* _DIRECTIONS FOR THIS TASK_
Give every line again exactly as it appears, please, but not the pictures.

───── RECORDS PROVIDED

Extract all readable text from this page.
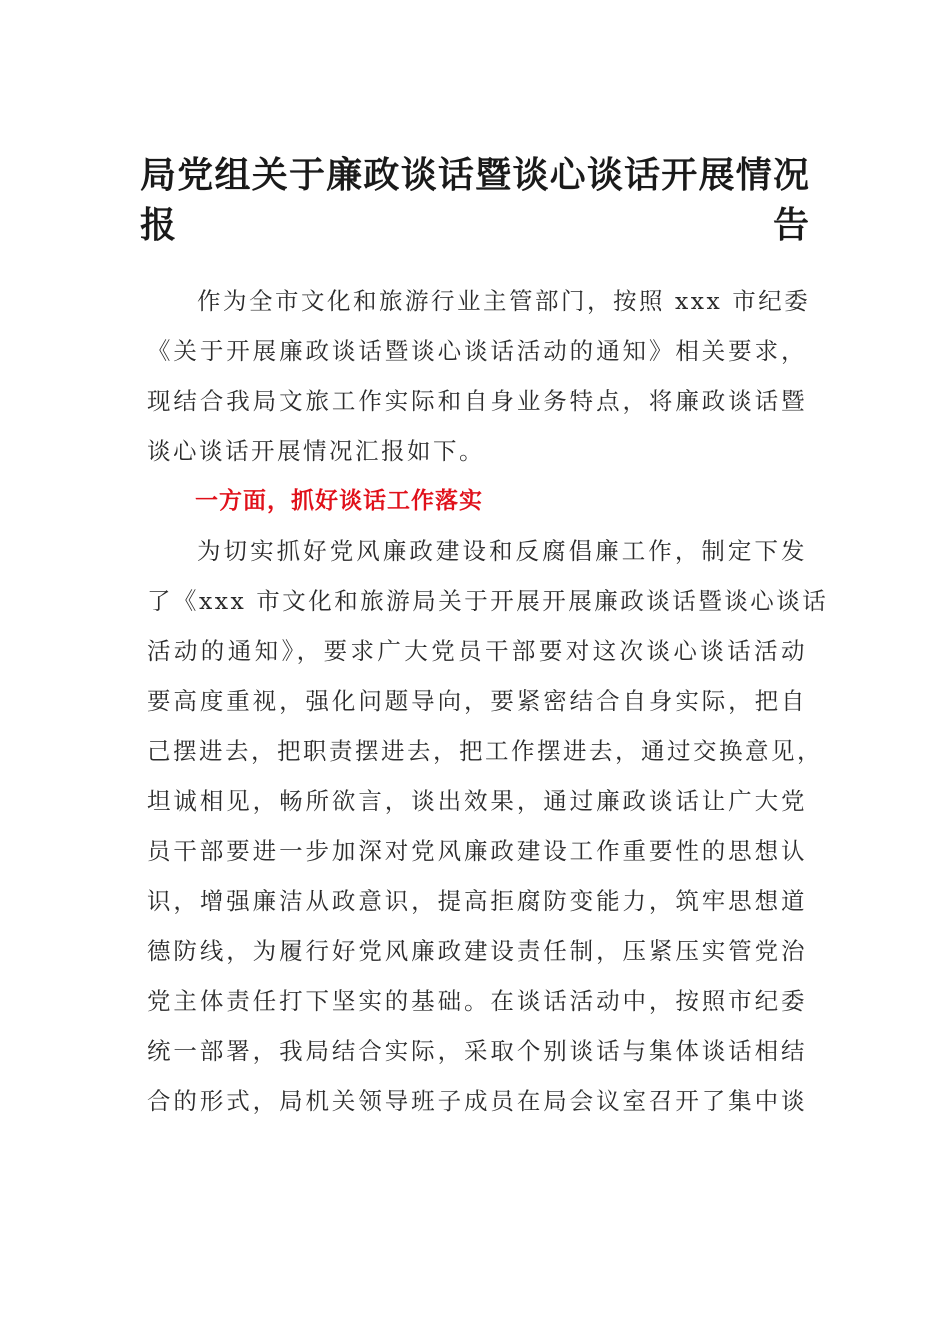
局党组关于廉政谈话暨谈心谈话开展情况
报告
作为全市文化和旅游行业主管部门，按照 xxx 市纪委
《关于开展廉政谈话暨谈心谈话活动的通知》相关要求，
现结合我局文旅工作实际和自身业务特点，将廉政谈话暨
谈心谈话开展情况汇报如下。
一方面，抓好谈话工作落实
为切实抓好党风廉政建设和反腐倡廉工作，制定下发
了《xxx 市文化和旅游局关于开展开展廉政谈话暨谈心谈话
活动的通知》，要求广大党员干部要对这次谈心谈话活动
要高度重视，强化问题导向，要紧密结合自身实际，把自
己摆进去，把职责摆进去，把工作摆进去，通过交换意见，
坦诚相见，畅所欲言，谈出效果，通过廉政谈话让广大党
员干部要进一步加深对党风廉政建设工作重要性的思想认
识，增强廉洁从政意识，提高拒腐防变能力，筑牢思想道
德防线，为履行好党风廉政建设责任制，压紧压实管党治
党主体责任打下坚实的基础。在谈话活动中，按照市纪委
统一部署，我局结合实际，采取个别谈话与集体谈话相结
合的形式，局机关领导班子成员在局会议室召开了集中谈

──────────

* _CORRECT OUTPUT_
Extract all readable text from this page.
局党组关于廉政谈话暨谈心谈话开展情况
报告
作为全市文化和旅游行业主管部门，按照 xxx 市纪委
《关于开展廉政谈话暨谈心谈话活动的通知》相关要求，
现结合我局文旅工作实际和自身业务特点，将廉政谈话暨
谈心谈话开展情况汇报如下。
一方面，抓好谈话工作落实
为切实抓好党风廉政建设和反腐倡廉工作，制定下发
了《xxx 市文化和旅游局关于开展开展廉政谈话暨谈心谈话
活动的通知》，要求广大党员干部要对这次谈心谈话活动
要高度重视，强化问题导向，要紧密结合自身实际，把自
己摆进去，把职责摆进去，把工作摆进去，通过交换意见，
坦诚相见，畅所欲言，谈出效果，通过廉政谈话让广大党
员干部要进一步加深对党风廉政建设工作重要性的思想认
识，增强廉洁从政意识，提高拒腐防变能力，筑牢思想道
德防线，为履行好党风廉政建设责任制，压紧压实管党治
党主体责任打下坚实的基础。在谈话活动中，按照市纪委
统一部署，我局结合实际，采取个别谈话与集体谈话相结
合的形式，局机关领导班子成员在局会议室召开了集中谈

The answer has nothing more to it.